==== Source records ====
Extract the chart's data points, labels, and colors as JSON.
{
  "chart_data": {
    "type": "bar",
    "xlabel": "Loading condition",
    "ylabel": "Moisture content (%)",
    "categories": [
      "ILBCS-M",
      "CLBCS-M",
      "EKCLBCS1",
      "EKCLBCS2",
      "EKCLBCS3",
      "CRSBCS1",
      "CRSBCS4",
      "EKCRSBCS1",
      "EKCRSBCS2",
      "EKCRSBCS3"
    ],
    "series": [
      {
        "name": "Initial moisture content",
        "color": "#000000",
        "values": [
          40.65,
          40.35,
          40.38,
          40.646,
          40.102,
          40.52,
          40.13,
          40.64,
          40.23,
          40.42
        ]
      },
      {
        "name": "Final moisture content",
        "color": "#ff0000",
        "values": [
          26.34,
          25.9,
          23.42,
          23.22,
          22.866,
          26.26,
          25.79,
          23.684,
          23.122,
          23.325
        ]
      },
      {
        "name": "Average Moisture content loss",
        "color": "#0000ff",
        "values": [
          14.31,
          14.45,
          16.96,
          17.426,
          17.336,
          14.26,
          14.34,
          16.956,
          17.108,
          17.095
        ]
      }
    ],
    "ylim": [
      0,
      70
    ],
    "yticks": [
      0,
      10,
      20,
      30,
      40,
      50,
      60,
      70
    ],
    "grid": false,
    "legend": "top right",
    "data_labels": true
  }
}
====
==== Source records ====
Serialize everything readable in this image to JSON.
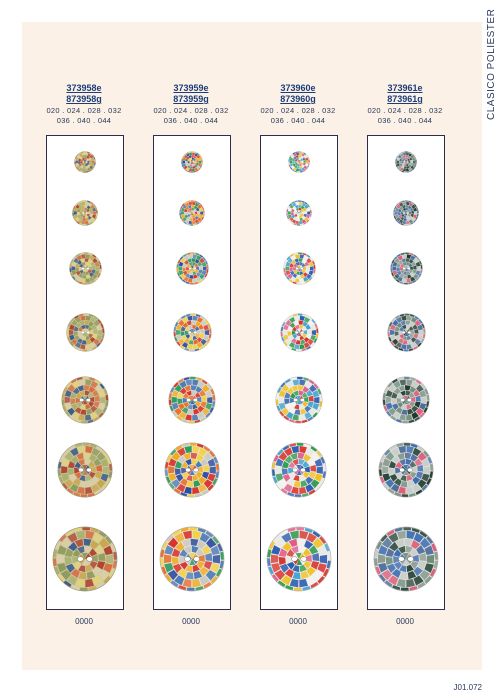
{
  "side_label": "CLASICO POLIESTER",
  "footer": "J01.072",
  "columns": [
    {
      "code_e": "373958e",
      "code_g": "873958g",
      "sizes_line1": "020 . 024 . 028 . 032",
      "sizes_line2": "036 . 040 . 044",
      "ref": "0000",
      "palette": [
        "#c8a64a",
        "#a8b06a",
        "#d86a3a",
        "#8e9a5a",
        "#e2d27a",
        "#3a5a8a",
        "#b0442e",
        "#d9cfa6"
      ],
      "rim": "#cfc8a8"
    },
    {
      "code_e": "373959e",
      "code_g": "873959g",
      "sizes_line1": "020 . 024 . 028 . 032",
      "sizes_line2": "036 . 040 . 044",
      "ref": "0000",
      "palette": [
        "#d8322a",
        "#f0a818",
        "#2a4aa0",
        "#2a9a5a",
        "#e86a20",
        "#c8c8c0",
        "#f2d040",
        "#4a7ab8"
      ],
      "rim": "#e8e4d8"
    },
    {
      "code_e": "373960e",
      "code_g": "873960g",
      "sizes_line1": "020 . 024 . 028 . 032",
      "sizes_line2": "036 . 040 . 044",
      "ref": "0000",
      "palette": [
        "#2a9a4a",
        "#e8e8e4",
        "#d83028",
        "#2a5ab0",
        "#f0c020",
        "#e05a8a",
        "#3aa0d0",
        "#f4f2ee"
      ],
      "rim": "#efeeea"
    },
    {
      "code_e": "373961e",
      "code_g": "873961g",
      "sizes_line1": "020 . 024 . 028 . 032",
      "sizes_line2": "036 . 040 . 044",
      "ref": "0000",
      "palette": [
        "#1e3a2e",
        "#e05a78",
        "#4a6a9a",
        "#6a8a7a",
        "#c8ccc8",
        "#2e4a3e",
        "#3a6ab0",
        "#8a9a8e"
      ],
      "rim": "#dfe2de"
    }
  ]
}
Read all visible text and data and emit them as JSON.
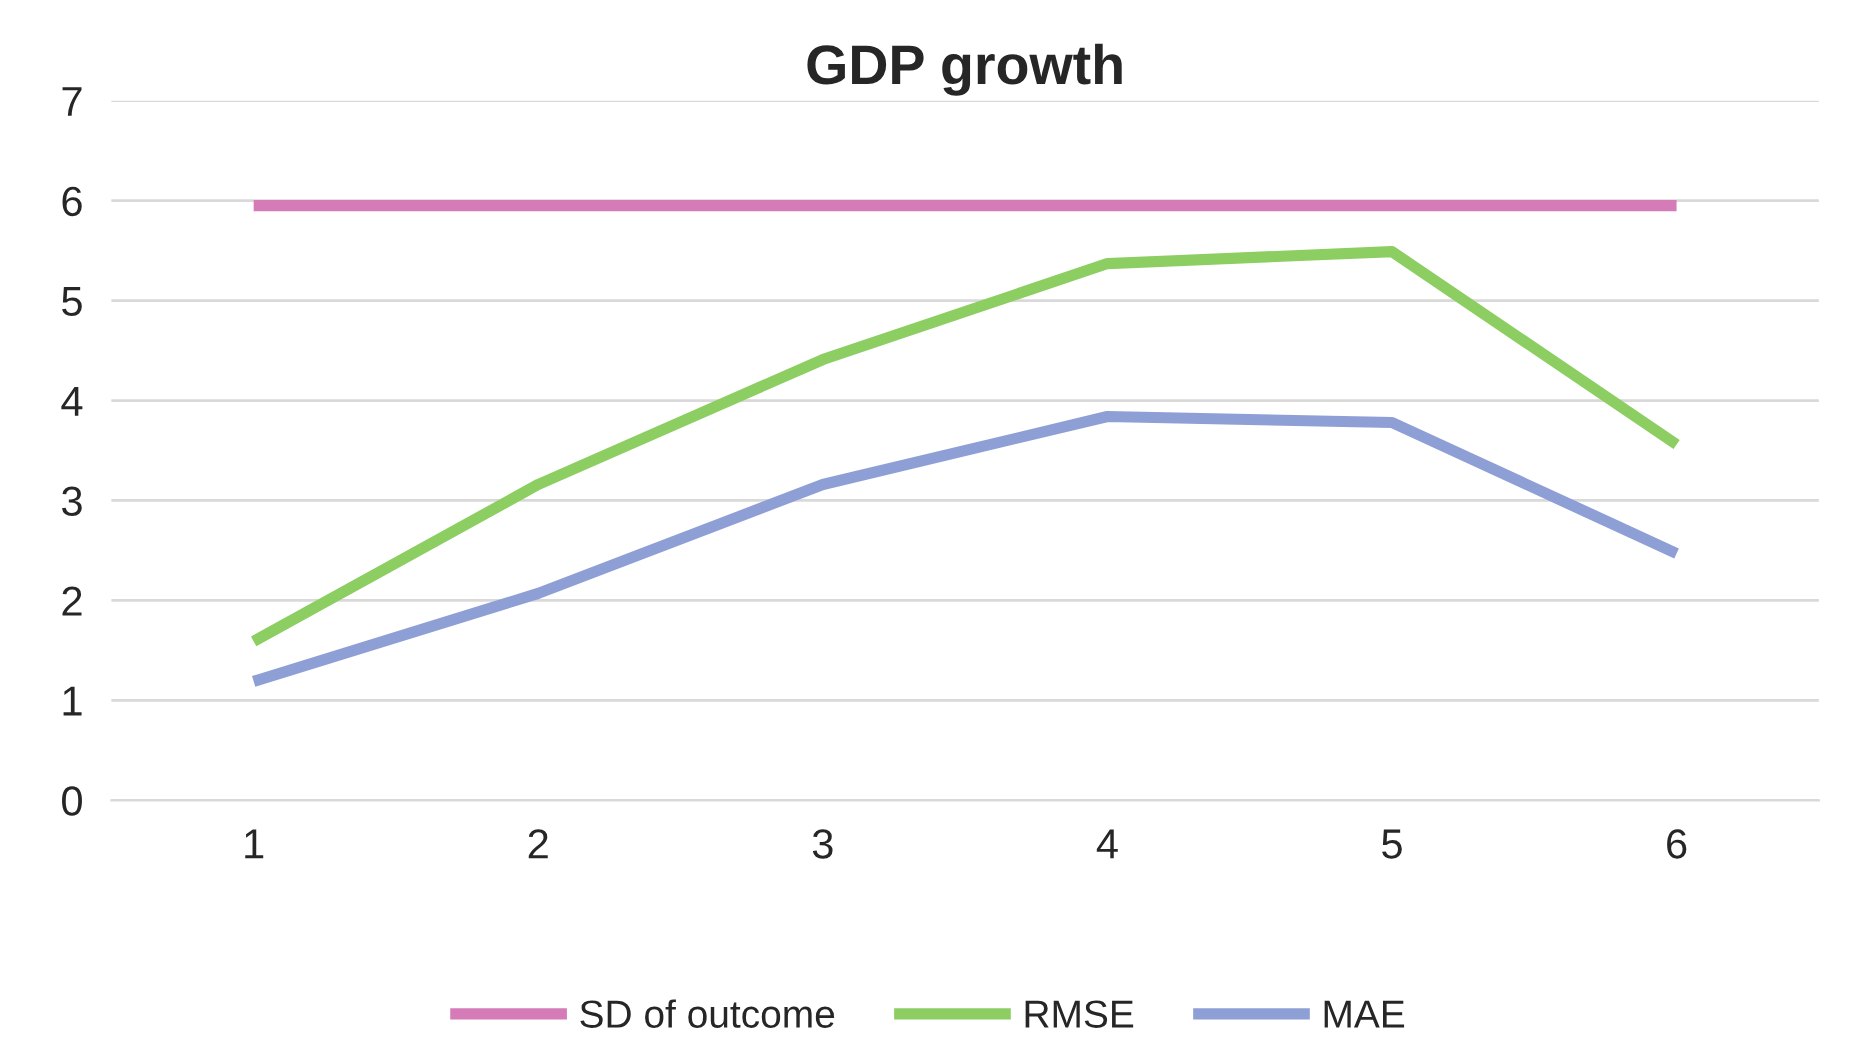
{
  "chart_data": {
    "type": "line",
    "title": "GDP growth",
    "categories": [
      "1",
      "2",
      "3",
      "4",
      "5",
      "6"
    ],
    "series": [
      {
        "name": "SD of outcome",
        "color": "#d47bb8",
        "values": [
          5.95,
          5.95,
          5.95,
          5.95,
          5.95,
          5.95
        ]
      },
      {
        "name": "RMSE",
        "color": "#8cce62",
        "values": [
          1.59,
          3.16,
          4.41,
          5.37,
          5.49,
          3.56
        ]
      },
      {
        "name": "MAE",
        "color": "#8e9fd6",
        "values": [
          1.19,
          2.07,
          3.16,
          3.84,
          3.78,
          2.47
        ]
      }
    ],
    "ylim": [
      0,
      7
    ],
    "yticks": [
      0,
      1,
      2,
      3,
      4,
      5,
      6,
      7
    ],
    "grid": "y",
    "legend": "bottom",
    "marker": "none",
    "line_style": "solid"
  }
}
====
Pull out every line of the records above that contains the word "name".

        "name": "Initial moisture content",
        "name": "Final moisture content",
        "name": "Average Moisture content loss",
        "name": "SD of outcome",
        "name": "RMSE",
        "name": "MAE",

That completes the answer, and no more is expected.